#### [SET TASK]
Repeat the listing exactly as given, omitting every image.

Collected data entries
## BEGIN
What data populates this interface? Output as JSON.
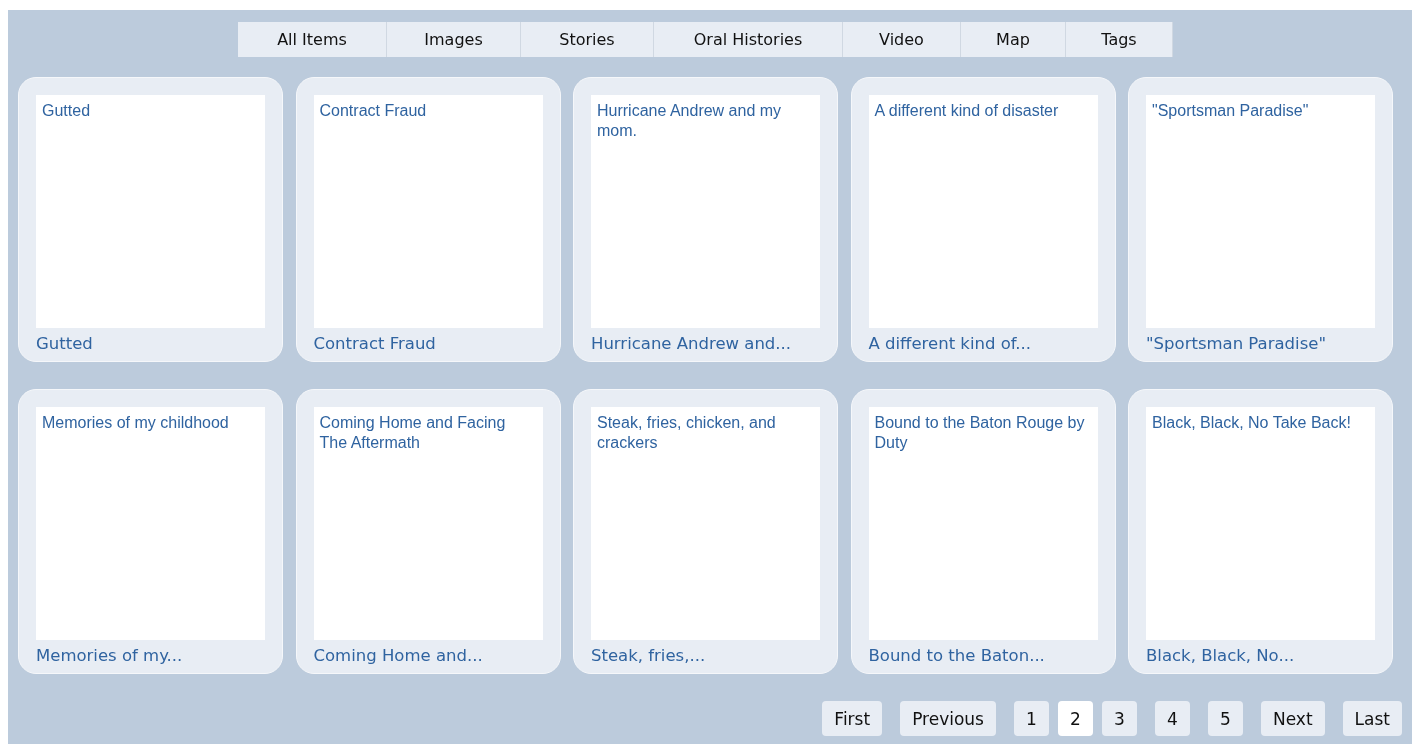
{
  "tabs": [
    {
      "label": "All Items",
      "selected": false
    },
    {
      "label": "Images",
      "selected": false
    },
    {
      "label": "Stories",
      "selected": false
    },
    {
      "label": "Oral Histories",
      "selected": false
    },
    {
      "label": "Video",
      "selected": false
    },
    {
      "label": "Map",
      "selected": false
    },
    {
      "label": "Tags",
      "selected": false
    }
  ],
  "items": [
    {
      "title": "Gutted",
      "caption": "Gutted"
    },
    {
      "title": "Contract Fraud",
      "caption": "Contract Fraud"
    },
    {
      "title": "Hurricane Andrew and my mom.",
      "caption": "Hurricane Andrew and..."
    },
    {
      "title": "A different kind of disaster",
      "caption": "A different kind of..."
    },
    {
      "title": "\"Sportsman Paradise\"",
      "caption": "\"Sportsman Paradise\""
    },
    {
      "title": "Memories of my childhood",
      "caption": "Memories of my..."
    },
    {
      "title": "Coming Home and Facing The Aftermath",
      "caption": "Coming Home and..."
    },
    {
      "title": "Steak, fries, chicken, and crackers",
      "caption": "Steak, fries,..."
    },
    {
      "title": "Bound to the Baton Rouge by Duty",
      "caption": "Bound to the Baton..."
    },
    {
      "title": "Black, Black, No Take Back!",
      "caption": "Black, Black, No..."
    }
  ],
  "pagination": {
    "first": "First",
    "previous": "Previous",
    "pages": [
      {
        "label": "1",
        "selected": false
      },
      {
        "label": "2",
        "selected": true
      },
      {
        "label": "3",
        "selected": false
      },
      {
        "label": "4",
        "selected": false
      },
      {
        "label": "5",
        "selected": false
      }
    ],
    "next": "Next",
    "last": "Last"
  }
}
## END
#### [WRITTEN RESPONSE]
What data populates this interface? Output as JSON.
{
  "tabs": [
    {
      "label": "All Items",
      "selected": false
    },
    {
      "label": "Images",
      "selected": false
    },
    {
      "label": "Stories",
      "selected": false
    },
    {
      "label": "Oral Histories",
      "selected": false
    },
    {
      "label": "Video",
      "selected": false
    },
    {
      "label": "Map",
      "selected": false
    },
    {
      "label": "Tags",
      "selected": false
    }
  ],
  "items": [
    {
      "title": "Gutted",
      "caption": "Gutted"
    },
    {
      "title": "Contract Fraud",
      "caption": "Contract Fraud"
    },
    {
      "title": "Hurricane Andrew and my mom.",
      "caption": "Hurricane Andrew and..."
    },
    {
      "title": "A different kind of disaster",
      "caption": "A different kind of..."
    },
    {
      "title": "\"Sportsman Paradise\"",
      "caption": "\"Sportsman Paradise\""
    },
    {
      "title": "Memories of my childhood",
      "caption": "Memories of my..."
    },
    {
      "title": "Coming Home and Facing The Aftermath",
      "caption": "Coming Home and..."
    },
    {
      "title": "Steak, fries, chicken, and crackers",
      "caption": "Steak, fries,..."
    },
    {
      "title": "Bound to the Baton Rouge by Duty",
      "caption": "Bound to the Baton..."
    },
    {
      "title": "Black, Black, No Take Back!",
      "caption": "Black, Black, No..."
    }
  ],
  "pagination": {
    "first": "First",
    "previous": "Previous",
    "pages": [
      {
        "label": "1",
        "selected": false
      },
      {
        "label": "2",
        "selected": true
      },
      {
        "label": "3",
        "selected": false
      },
      {
        "label": "4",
        "selected": false
      },
      {
        "label": "5",
        "selected": false
      }
    ],
    "next": "Next",
    "last": "Last"
  }
}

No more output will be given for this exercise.